Instructions to follow
Read the material below and count the lines holding the string "name". Give that count with nothing added.

[Begin Material for the task]

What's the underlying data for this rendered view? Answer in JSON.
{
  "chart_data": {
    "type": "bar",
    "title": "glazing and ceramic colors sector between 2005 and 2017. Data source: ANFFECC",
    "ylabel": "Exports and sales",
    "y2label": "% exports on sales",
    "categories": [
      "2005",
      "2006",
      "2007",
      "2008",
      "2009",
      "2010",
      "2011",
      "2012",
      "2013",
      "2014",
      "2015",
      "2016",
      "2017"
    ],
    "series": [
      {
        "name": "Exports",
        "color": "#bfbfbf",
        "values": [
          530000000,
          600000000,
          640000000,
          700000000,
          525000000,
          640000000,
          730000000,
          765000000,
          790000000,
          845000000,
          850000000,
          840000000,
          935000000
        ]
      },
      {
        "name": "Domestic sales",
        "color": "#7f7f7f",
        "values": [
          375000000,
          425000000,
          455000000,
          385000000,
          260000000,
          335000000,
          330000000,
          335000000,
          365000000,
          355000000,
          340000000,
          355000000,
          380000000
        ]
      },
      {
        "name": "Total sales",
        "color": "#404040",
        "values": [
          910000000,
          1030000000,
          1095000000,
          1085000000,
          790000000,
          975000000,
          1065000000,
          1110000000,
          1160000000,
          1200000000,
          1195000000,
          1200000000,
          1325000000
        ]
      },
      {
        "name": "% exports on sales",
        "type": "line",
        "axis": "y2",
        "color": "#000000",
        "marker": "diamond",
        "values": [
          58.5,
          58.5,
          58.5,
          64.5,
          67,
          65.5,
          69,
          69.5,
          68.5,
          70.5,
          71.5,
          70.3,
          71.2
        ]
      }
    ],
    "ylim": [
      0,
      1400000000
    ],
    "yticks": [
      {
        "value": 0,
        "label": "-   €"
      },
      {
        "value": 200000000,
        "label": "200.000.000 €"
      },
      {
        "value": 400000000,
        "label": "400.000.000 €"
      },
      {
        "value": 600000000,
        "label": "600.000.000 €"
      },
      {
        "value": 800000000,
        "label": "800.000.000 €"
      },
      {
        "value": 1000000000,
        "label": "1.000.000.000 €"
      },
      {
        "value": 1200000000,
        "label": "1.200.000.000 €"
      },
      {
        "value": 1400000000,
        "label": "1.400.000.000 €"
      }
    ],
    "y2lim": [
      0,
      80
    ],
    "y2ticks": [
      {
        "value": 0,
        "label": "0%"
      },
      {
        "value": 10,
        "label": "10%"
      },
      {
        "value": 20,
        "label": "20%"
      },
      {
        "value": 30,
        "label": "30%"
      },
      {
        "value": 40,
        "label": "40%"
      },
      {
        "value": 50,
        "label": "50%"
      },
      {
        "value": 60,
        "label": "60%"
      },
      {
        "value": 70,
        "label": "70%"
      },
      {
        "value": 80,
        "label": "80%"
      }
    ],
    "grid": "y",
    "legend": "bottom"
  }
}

[End Material for the task]

Output below
4